▸ Excerpted records
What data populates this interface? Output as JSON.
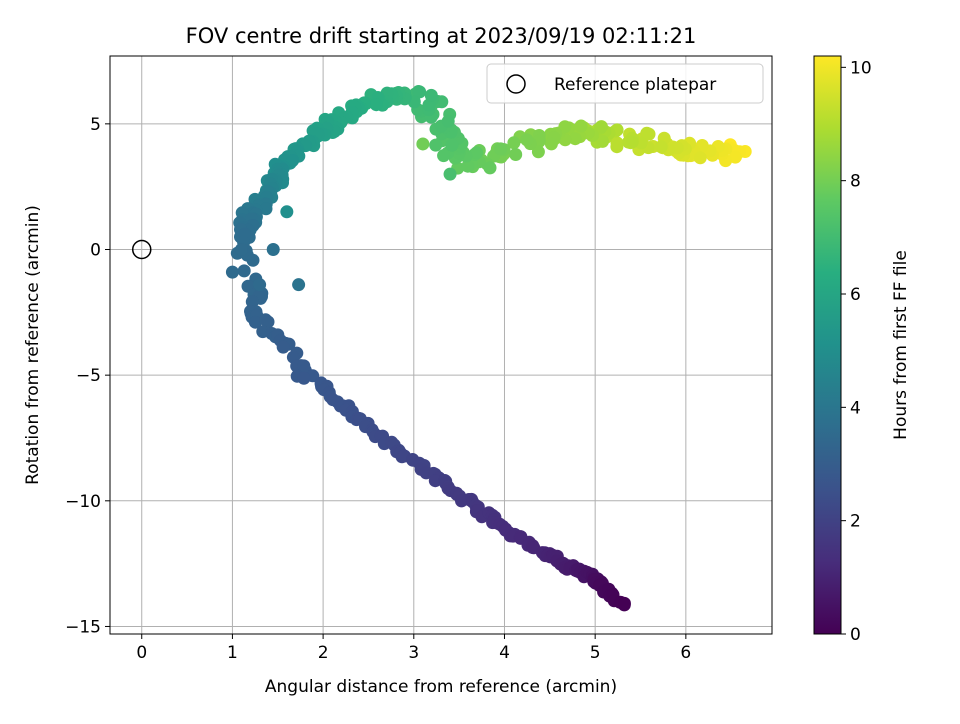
{
  "chart_data": {
    "type": "scatter",
    "title": "FOV centre drift starting at 2023/09/19 02:11:21",
    "xlabel": "Angular distance from reference (arcmin)",
    "ylabel": "Rotation from reference (arcmin)",
    "xlim": [
      -0.35,
      6.95
    ],
    "ylim": [
      -15.3,
      7.7
    ],
    "x_ticks": [
      0,
      1,
      2,
      3,
      4,
      5,
      6
    ],
    "y_ticks": [
      -15,
      -10,
      -5,
      0,
      5
    ],
    "grid": true,
    "legend": {
      "position": "top-right",
      "entries": [
        "Reference platepar"
      ]
    },
    "reference_point": {
      "x": 0,
      "y": 0,
      "label": "Reference platepar"
    },
    "colorbar": {
      "label": "Hours from first FF file",
      "colormap": "viridis",
      "range": [
        0,
        10.2
      ],
      "ticks": [
        0,
        2,
        4,
        6,
        8,
        10
      ]
    },
    "series": [
      {
        "path": [
          [
            0.0,
            5.33,
            -14.2
          ],
          [
            0.25,
            5.05,
            -13.3
          ],
          [
            0.55,
            4.9,
            -12.9
          ],
          [
            0.8,
            4.7,
            -12.6
          ],
          [
            1.0,
            4.5,
            -12.2
          ],
          [
            1.35,
            4.0,
            -11.1
          ],
          [
            1.7,
            3.6,
            -10.0
          ],
          [
            2.05,
            3.1,
            -8.7
          ],
          [
            2.4,
            2.55,
            -7.2
          ],
          [
            2.7,
            2.1,
            -5.8
          ],
          [
            2.9,
            1.75,
            -4.8
          ],
          [
            3.05,
            1.55,
            -3.8
          ],
          [
            3.2,
            1.3,
            -2.8
          ],
          [
            3.35,
            1.25,
            -2.0
          ],
          [
            3.5,
            1.25,
            -1.2
          ],
          [
            3.55,
            1.1,
            -0.2
          ],
          [
            3.65,
            1.15,
            0.5
          ],
          [
            3.9,
            1.15,
            1.2
          ],
          [
            4.2,
            1.3,
            1.6
          ],
          [
            4.5,
            1.35,
            2.2
          ],
          [
            4.8,
            1.45,
            2.8
          ],
          [
            5.2,
            1.6,
            3.5
          ],
          [
            5.6,
            1.8,
            4.2
          ],
          [
            6.0,
            2.1,
            5.0
          ],
          [
            6.4,
            2.45,
            5.8
          ],
          [
            6.7,
            2.8,
            6.2
          ],
          [
            6.9,
            3.05,
            6.1
          ],
          [
            7.1,
            3.25,
            5.5
          ],
          [
            7.3,
            3.3,
            4.6
          ],
          [
            7.5,
            3.4,
            3.8
          ],
          [
            7.8,
            3.7,
            3.5
          ],
          [
            8.1,
            4.1,
            4.0
          ],
          [
            8.4,
            4.5,
            4.6
          ],
          [
            8.8,
            4.95,
            4.6
          ],
          [
            9.2,
            5.4,
            4.4
          ],
          [
            9.6,
            5.9,
            4.0
          ],
          [
            10.0,
            6.3,
            3.8
          ],
          [
            10.2,
            6.65,
            3.9
          ]
        ],
        "outliers": [
          [
            3.9,
            1.73,
            -1.4
          ],
          [
            3.8,
            1.45,
            0.0
          ],
          [
            3.6,
            1.1,
            0.0
          ],
          [
            3.55,
            1.0,
            -0.9
          ],
          [
            3.55,
            1.3,
            -1.4
          ],
          [
            5.1,
            1.6,
            1.5
          ],
          [
            8.0,
            3.1,
            4.2
          ],
          [
            7.2,
            3.4,
            3.0
          ]
        ]
      }
    ]
  }
}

▸ Given instruction
Give the entries again without a single change, but with no pictures.

▸ Solution to this exercise
What data populates this interface? Output as JSON.
{
  "chart_data": {
    "type": "scatter",
    "title": "FOV centre drift starting at 2023/09/19 02:11:21",
    "xlabel": "Angular distance from reference (arcmin)",
    "ylabel": "Rotation from reference (arcmin)",
    "xlim": [
      -0.35,
      6.95
    ],
    "ylim": [
      -15.3,
      7.7
    ],
    "x_ticks": [
      0,
      1,
      2,
      3,
      4,
      5,
      6
    ],
    "y_ticks": [
      -15,
      -10,
      -5,
      0,
      5
    ],
    "grid": true,
    "legend": {
      "position": "top-right",
      "entries": [
        "Reference platepar"
      ]
    },
    "reference_point": {
      "x": 0,
      "y": 0,
      "label": "Reference platepar"
    },
    "colorbar": {
      "label": "Hours from first FF file",
      "colormap": "viridis",
      "range": [
        0,
        10.2
      ],
      "ticks": [
        0,
        2,
        4,
        6,
        8,
        10
      ]
    },
    "series": [
      {
        "path": [
          [
            0.0,
            5.33,
            -14.2
          ],
          [
            0.25,
            5.05,
            -13.3
          ],
          [
            0.55,
            4.9,
            -12.9
          ],
          [
            0.8,
            4.7,
            -12.6
          ],
          [
            1.0,
            4.5,
            -12.2
          ],
          [
            1.35,
            4.0,
            -11.1
          ],
          [
            1.7,
            3.6,
            -10.0
          ],
          [
            2.05,
            3.1,
            -8.7
          ],
          [
            2.4,
            2.55,
            -7.2
          ],
          [
            2.7,
            2.1,
            -5.8
          ],
          [
            2.9,
            1.75,
            -4.8
          ],
          [
            3.05,
            1.55,
            -3.8
          ],
          [
            3.2,
            1.3,
            -2.8
          ],
          [
            3.35,
            1.25,
            -2.0
          ],
          [
            3.5,
            1.25,
            -1.2
          ],
          [
            3.55,
            1.1,
            -0.2
          ],
          [
            3.65,
            1.15,
            0.5
          ],
          [
            3.9,
            1.15,
            1.2
          ],
          [
            4.2,
            1.3,
            1.6
          ],
          [
            4.5,
            1.35,
            2.2
          ],
          [
            4.8,
            1.45,
            2.8
          ],
          [
            5.2,
            1.6,
            3.5
          ],
          [
            5.6,
            1.8,
            4.2
          ],
          [
            6.0,
            2.1,
            5.0
          ],
          [
            6.4,
            2.45,
            5.8
          ],
          [
            6.7,
            2.8,
            6.2
          ],
          [
            6.9,
            3.05,
            6.1
          ],
          [
            7.1,
            3.25,
            5.5
          ],
          [
            7.3,
            3.3,
            4.6
          ],
          [
            7.5,
            3.4,
            3.8
          ],
          [
            7.8,
            3.7,
            3.5
          ],
          [
            8.1,
            4.1,
            4.0
          ],
          [
            8.4,
            4.5,
            4.6
          ],
          [
            8.8,
            4.95,
            4.6
          ],
          [
            9.2,
            5.4,
            4.4
          ],
          [
            9.6,
            5.9,
            4.0
          ],
          [
            10.0,
            6.3,
            3.8
          ],
          [
            10.2,
            6.65,
            3.9
          ]
        ],
        "outliers": [
          [
            3.9,
            1.73,
            -1.4
          ],
          [
            3.8,
            1.45,
            0.0
          ],
          [
            3.6,
            1.1,
            0.0
          ],
          [
            3.55,
            1.0,
            -0.9
          ],
          [
            3.55,
            1.3,
            -1.4
          ],
          [
            5.1,
            1.6,
            1.5
          ],
          [
            8.0,
            3.1,
            4.2
          ],
          [
            7.2,
            3.4,
            3.0
          ]
        ]
      }
    ]
  }
}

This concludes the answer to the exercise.